■ **DATASET RECORDS**:
_ _ _ _ _

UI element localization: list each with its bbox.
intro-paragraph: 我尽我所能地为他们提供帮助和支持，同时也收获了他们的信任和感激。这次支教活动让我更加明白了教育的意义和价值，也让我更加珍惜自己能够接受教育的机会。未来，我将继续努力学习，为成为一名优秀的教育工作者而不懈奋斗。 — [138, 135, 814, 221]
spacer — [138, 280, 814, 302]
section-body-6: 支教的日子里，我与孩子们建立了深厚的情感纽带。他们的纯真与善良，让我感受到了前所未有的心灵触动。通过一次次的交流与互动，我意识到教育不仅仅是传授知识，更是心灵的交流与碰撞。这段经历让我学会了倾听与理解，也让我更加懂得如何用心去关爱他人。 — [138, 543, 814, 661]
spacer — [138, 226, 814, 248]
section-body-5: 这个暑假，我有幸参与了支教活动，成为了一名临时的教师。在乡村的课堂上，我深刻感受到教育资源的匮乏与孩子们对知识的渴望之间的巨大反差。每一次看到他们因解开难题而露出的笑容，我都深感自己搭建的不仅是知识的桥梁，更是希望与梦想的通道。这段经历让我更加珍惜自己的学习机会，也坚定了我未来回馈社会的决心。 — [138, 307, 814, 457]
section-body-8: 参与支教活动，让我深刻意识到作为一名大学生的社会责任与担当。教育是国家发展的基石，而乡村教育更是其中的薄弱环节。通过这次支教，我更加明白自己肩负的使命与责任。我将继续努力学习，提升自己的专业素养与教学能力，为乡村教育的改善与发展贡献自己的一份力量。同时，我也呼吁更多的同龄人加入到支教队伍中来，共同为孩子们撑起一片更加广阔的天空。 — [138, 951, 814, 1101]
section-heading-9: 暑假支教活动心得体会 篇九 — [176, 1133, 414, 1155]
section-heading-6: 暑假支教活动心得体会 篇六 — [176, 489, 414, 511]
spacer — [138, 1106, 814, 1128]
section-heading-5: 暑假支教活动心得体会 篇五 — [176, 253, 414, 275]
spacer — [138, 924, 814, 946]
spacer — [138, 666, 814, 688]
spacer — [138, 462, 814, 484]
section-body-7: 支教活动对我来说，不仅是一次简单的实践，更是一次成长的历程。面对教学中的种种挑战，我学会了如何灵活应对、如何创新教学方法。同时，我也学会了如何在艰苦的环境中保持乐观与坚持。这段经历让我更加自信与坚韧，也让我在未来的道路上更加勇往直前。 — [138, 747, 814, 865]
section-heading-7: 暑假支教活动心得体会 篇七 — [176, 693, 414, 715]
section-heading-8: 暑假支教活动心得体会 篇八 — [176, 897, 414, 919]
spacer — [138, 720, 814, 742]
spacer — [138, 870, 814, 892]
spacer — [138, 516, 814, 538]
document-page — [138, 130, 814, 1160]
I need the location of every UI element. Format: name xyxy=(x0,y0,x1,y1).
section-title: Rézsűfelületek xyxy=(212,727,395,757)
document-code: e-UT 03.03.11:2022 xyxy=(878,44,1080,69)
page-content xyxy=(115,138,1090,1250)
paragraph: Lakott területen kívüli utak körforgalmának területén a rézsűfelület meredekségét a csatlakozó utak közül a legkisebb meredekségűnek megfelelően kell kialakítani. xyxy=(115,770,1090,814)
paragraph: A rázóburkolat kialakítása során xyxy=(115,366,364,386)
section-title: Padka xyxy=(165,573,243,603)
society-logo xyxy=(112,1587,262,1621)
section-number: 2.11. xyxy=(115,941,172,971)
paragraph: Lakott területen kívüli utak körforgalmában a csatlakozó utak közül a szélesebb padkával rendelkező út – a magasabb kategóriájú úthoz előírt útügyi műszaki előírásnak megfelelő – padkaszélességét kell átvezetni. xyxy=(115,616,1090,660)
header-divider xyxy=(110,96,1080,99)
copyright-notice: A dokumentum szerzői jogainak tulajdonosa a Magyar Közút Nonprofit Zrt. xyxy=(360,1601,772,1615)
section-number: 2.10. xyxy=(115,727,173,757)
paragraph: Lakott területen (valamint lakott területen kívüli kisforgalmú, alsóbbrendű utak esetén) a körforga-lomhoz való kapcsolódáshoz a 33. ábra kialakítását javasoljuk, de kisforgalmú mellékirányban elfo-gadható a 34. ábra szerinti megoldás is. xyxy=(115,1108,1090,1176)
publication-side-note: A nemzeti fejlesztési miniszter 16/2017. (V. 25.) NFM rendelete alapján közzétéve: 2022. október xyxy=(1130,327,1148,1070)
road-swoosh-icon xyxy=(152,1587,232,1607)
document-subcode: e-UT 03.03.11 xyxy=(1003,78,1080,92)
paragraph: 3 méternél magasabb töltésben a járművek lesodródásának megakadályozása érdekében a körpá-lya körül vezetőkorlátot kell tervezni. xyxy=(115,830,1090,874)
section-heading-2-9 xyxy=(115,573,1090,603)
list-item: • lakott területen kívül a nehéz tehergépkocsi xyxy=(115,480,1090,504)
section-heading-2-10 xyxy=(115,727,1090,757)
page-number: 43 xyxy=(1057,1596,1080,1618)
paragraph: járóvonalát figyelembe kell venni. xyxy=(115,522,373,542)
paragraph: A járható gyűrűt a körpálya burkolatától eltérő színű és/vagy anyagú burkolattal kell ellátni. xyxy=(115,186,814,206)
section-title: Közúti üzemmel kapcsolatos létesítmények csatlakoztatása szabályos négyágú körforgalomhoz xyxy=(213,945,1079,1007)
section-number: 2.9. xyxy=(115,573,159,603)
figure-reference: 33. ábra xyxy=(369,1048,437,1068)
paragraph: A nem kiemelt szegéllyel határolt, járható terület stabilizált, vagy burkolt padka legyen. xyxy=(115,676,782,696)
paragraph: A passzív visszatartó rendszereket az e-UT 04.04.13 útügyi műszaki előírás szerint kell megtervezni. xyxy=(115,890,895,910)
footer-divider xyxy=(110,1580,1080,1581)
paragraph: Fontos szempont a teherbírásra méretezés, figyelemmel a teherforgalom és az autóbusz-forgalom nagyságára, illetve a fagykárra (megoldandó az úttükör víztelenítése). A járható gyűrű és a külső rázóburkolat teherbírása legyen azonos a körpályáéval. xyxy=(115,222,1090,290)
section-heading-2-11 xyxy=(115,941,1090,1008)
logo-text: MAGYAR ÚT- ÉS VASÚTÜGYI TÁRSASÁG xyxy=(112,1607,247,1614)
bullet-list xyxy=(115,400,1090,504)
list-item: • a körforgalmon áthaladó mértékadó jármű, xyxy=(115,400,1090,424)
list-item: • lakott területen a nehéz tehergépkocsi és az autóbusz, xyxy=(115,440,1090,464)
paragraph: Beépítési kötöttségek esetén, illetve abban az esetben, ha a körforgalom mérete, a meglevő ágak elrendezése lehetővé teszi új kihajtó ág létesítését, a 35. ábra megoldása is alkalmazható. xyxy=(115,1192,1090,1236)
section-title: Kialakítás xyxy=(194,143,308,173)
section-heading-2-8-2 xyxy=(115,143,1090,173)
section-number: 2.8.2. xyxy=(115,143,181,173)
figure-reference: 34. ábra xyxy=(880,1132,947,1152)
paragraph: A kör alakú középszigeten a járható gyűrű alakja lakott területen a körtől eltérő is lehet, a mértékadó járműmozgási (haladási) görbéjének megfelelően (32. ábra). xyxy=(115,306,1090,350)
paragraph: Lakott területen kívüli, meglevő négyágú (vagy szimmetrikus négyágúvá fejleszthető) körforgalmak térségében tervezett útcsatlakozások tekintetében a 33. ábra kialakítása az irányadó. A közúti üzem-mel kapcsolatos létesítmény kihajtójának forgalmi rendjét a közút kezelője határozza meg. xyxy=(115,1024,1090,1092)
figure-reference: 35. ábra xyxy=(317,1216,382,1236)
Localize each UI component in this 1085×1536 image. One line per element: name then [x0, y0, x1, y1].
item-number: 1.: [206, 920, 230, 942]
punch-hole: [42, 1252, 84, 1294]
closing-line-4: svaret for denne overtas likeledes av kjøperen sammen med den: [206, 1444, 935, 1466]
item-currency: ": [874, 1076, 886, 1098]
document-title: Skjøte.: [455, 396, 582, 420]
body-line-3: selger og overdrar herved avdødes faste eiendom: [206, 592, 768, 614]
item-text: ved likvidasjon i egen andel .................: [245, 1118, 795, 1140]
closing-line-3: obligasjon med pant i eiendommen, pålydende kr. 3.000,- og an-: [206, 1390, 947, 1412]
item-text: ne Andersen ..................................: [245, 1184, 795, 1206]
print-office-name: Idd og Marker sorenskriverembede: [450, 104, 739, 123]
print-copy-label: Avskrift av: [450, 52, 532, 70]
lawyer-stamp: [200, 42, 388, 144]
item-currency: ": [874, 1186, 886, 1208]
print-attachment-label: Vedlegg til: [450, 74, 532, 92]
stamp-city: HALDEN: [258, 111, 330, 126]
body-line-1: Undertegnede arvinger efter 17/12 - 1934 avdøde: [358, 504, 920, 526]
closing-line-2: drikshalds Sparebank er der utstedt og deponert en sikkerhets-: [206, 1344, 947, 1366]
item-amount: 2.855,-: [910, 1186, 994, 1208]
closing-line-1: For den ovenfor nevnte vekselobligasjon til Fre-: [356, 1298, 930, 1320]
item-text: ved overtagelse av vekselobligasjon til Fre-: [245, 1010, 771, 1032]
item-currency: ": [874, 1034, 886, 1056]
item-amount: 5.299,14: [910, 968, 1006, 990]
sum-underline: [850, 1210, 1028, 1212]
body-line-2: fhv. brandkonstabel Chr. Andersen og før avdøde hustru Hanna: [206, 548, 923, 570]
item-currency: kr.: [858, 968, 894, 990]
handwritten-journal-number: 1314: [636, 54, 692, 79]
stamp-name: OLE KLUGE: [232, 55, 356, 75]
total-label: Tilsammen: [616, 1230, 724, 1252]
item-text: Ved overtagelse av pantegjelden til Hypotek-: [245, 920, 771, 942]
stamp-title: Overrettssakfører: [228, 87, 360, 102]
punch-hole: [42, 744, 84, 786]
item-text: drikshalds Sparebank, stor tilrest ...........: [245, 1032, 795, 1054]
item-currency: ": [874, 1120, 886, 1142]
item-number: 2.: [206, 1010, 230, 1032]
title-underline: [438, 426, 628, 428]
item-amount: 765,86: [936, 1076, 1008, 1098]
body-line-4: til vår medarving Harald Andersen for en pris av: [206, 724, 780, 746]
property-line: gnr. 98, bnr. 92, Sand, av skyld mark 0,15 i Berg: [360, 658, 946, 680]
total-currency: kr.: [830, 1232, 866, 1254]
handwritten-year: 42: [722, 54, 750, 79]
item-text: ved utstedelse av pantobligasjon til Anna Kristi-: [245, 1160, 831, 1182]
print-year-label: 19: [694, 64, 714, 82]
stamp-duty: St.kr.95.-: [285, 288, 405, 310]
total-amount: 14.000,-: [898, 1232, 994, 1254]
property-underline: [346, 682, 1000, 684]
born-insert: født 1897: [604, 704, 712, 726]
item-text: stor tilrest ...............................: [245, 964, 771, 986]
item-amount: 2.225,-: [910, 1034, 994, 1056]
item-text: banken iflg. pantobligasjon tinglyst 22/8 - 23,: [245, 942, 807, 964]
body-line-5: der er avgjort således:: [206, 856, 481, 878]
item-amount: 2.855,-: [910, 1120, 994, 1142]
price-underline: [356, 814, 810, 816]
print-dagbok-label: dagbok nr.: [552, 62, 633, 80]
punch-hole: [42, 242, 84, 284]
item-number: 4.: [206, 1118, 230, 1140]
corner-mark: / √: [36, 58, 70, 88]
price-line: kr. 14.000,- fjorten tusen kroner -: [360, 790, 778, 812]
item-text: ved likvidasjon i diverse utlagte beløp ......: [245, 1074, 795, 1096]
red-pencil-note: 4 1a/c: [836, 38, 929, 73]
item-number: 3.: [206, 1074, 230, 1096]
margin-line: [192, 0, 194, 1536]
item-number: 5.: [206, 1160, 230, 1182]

_ _ _ _ _

■ **TASK DESCRIPTION**: Starting at the beginning of the entries and ending at the line that contains "section-number: 2.11. xyxy=(115,941,172,971)", write those lines out again, switching "spacer" to "gap" wherever it occurs and changing nothing else.

■ **SOLVED EXERCISE**:
UI element localization: list each with its bbox.
intro-paragraph: 我尽我所能地为他们提供帮助和支持，同时也收获了他们的信任和感激。这次支教活动让我更加明白了教育的意义和价值，也让我更加珍惜自己能够接受教育的机会。未来，我将继续努力学习，为成为一名优秀的教育工作者而不懈奋斗。 — [138, 135, 814, 221]
gap — [138, 280, 814, 302]
section-body-6: 支教的日子里，我与孩子们建立了深厚的情感纽带。他们的纯真与善良，让我感受到了前所未有的心灵触动。通过一次次的交流与互动，我意识到教育不仅仅是传授知识，更是心灵的交流与碰撞。这段经历让我学会了倾听与理解，也让我更加懂得如何用心去关爱他人。 — [138, 543, 814, 661]
gap — [138, 226, 814, 248]
section-body-5: 这个暑假，我有幸参与了支教活动，成为了一名临时的教师。在乡村的课堂上，我深刻感受到教育资源的匮乏与孩子们对知识的渴望之间的巨大反差。每一次看到他们因解开难题而露出的笑容，我都深感自己搭建的不仅是知识的桥梁，更是希望与梦想的通道。这段经历让我更加珍惜自己的学习机会，也坚定了我未来回馈社会的决心。 — [138, 307, 814, 457]
section-body-8: 参与支教活动，让我深刻意识到作为一名大学生的社会责任与担当。教育是国家发展的基石，而乡村教育更是其中的薄弱环节。通过这次支教，我更加明白自己肩负的使命与责任。我将继续努力学习，提升自己的专业素养与教学能力，为乡村教育的改善与发展贡献自己的一份力量。同时，我也呼吁更多的同龄人加入到支教队伍中来，共同为孩子们撑起一片更加广阔的天空。 — [138, 951, 814, 1101]
section-heading-9: 暑假支教活动心得体会 篇九 — [176, 1133, 414, 1155]
section-heading-6: 暑假支教活动心得体会 篇六 — [176, 489, 414, 511]
gap — [138, 1106, 814, 1128]
section-heading-5: 暑假支教活动心得体会 篇五 — [176, 253, 414, 275]
gap — [138, 924, 814, 946]
gap — [138, 666, 814, 688]
gap — [138, 462, 814, 484]
section-body-7: 支教活动对我来说，不仅是一次简单的实践，更是一次成长的历程。面对教学中的种种挑战，我学会了如何灵活应对、如何创新教学方法。同时，我也学会了如何在艰苦的环境中保持乐观与坚持。这段经历让我更加自信与坚韧，也让我在未来的道路上更加勇往直前。 — [138, 747, 814, 865]
section-heading-7: 暑假支教活动心得体会 篇七 — [176, 693, 414, 715]
section-heading-8: 暑假支教活动心得体会 篇八 — [176, 897, 414, 919]
gap — [138, 720, 814, 742]
gap — [138, 870, 814, 892]
gap — [138, 516, 814, 538]
document-page — [138, 130, 814, 1160]
I need the location of every UI element. Format: name xyxy=(x0,y0,x1,y1).
section-title: Rézsűfelületek xyxy=(212,727,395,757)
document-code: e-UT 03.03.11:2022 xyxy=(878,44,1080,69)
page-content xyxy=(115,138,1090,1250)
paragraph: Lakott területen kívüli utak körforgalmának területén a rézsűfelület meredekségét a csatlakozó utak közül a legkisebb meredekségűnek megfelelően kell kialakítani. xyxy=(115,770,1090,814)
paragraph: A rázóburkolat kialakítása során xyxy=(115,366,364,386)
section-title: Padka xyxy=(165,573,243,603)
society-logo xyxy=(112,1587,262,1621)
section-number: 2.11. xyxy=(115,941,172,971)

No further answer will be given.